__Your instructions__: Write the listing below out again exactly, dropping the images.

[START OF Dataset extract]

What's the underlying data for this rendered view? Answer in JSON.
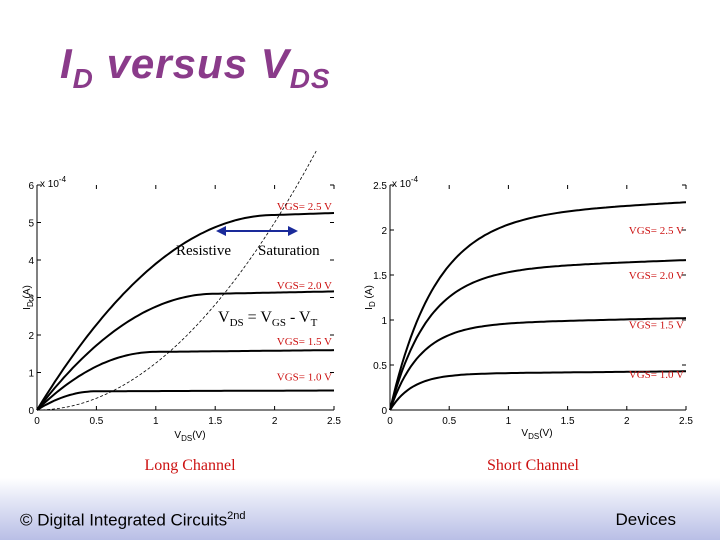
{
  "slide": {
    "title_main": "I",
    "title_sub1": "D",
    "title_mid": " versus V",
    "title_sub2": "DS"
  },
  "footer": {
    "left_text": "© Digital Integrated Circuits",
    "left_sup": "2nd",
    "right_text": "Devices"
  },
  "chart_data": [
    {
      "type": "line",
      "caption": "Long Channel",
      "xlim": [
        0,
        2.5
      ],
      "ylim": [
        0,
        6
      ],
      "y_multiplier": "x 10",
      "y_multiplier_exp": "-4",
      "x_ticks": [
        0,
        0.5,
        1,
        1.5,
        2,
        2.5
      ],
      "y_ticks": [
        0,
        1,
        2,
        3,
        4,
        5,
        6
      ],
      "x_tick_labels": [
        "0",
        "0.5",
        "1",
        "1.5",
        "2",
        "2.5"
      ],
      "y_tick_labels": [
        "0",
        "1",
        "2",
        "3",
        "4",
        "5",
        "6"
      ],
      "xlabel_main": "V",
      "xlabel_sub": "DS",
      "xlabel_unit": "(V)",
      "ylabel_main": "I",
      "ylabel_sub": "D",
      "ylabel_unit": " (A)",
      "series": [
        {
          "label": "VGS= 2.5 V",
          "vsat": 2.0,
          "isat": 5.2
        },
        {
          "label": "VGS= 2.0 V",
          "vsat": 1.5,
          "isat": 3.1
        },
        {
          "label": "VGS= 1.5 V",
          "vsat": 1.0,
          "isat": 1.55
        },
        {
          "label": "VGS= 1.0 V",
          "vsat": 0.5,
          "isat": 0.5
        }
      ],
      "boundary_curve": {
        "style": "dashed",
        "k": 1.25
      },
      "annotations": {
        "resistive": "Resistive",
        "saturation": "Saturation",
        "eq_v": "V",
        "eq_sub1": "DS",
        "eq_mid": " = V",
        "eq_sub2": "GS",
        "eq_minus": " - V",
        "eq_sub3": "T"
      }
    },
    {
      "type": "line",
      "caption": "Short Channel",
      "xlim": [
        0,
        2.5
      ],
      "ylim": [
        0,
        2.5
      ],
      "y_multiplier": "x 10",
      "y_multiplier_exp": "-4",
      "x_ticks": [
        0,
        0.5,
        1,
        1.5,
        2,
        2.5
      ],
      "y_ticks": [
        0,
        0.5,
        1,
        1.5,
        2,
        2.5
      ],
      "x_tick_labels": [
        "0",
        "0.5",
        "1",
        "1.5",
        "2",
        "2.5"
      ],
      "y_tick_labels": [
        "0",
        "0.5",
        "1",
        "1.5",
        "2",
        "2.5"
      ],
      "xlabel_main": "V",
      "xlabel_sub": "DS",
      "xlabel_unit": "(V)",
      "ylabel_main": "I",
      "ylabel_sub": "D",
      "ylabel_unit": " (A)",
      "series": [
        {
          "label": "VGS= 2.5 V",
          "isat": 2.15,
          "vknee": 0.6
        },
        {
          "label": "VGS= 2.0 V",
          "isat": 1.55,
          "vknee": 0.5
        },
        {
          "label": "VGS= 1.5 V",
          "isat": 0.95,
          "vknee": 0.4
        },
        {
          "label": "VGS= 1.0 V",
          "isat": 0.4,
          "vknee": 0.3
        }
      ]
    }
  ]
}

[END OF Dataset extract]

__Finished exercise__:
What's the underlying data for this rendered view? Answer in JSON.
{
  "slide": {
    "title_main": "I",
    "title_sub1": "D",
    "title_mid": " versus V",
    "title_sub2": "DS"
  },
  "footer": {
    "left_text": "© Digital Integrated Circuits",
    "left_sup": "2nd",
    "right_text": "Devices"
  },
  "chart_data": [
    {
      "type": "line",
      "caption": "Long Channel",
      "xlim": [
        0,
        2.5
      ],
      "ylim": [
        0,
        6
      ],
      "y_multiplier": "x 10",
      "y_multiplier_exp": "-4",
      "x_ticks": [
        0,
        0.5,
        1,
        1.5,
        2,
        2.5
      ],
      "y_ticks": [
        0,
        1,
        2,
        3,
        4,
        5,
        6
      ],
      "x_tick_labels": [
        "0",
        "0.5",
        "1",
        "1.5",
        "2",
        "2.5"
      ],
      "y_tick_labels": [
        "0",
        "1",
        "2",
        "3",
        "4",
        "5",
        "6"
      ],
      "xlabel_main": "V",
      "xlabel_sub": "DS",
      "xlabel_unit": "(V)",
      "ylabel_main": "I",
      "ylabel_sub": "D",
      "ylabel_unit": " (A)",
      "series": [
        {
          "label": "VGS= 2.5 V",
          "vsat": 2.0,
          "isat": 5.2
        },
        {
          "label": "VGS= 2.0 V",
          "vsat": 1.5,
          "isat": 3.1
        },
        {
          "label": "VGS= 1.5 V",
          "vsat": 1.0,
          "isat": 1.55
        },
        {
          "label": "VGS= 1.0 V",
          "vsat": 0.5,
          "isat": 0.5
        }
      ],
      "boundary_curve": {
        "style": "dashed",
        "k": 1.25
      },
      "annotations": {
        "resistive": "Resistive",
        "saturation": "Saturation",
        "eq_v": "V",
        "eq_sub1": "DS",
        "eq_mid": " = V",
        "eq_sub2": "GS",
        "eq_minus": " - V",
        "eq_sub3": "T"
      }
    },
    {
      "type": "line",
      "caption": "Short Channel",
      "xlim": [
        0,
        2.5
      ],
      "ylim": [
        0,
        2.5
      ],
      "y_multiplier": "x 10",
      "y_multiplier_exp": "-4",
      "x_ticks": [
        0,
        0.5,
        1,
        1.5,
        2,
        2.5
      ],
      "y_ticks": [
        0,
        0.5,
        1,
        1.5,
        2,
        2.5
      ],
      "x_tick_labels": [
        "0",
        "0.5",
        "1",
        "1.5",
        "2",
        "2.5"
      ],
      "y_tick_labels": [
        "0",
        "0.5",
        "1",
        "1.5",
        "2",
        "2.5"
      ],
      "xlabel_main": "V",
      "xlabel_sub": "DS",
      "xlabel_unit": "(V)",
      "ylabel_main": "I",
      "ylabel_sub": "D",
      "ylabel_unit": " (A)",
      "series": [
        {
          "label": "VGS= 2.5 V",
          "isat": 2.15,
          "vknee": 0.6
        },
        {
          "label": "VGS= 2.0 V",
          "isat": 1.55,
          "vknee": 0.5
        },
        {
          "label": "VGS= 1.5 V",
          "isat": 0.95,
          "vknee": 0.4
        },
        {
          "label": "VGS= 1.0 V",
          "isat": 0.4,
          "vknee": 0.3
        }
      ]
    }
  ]
}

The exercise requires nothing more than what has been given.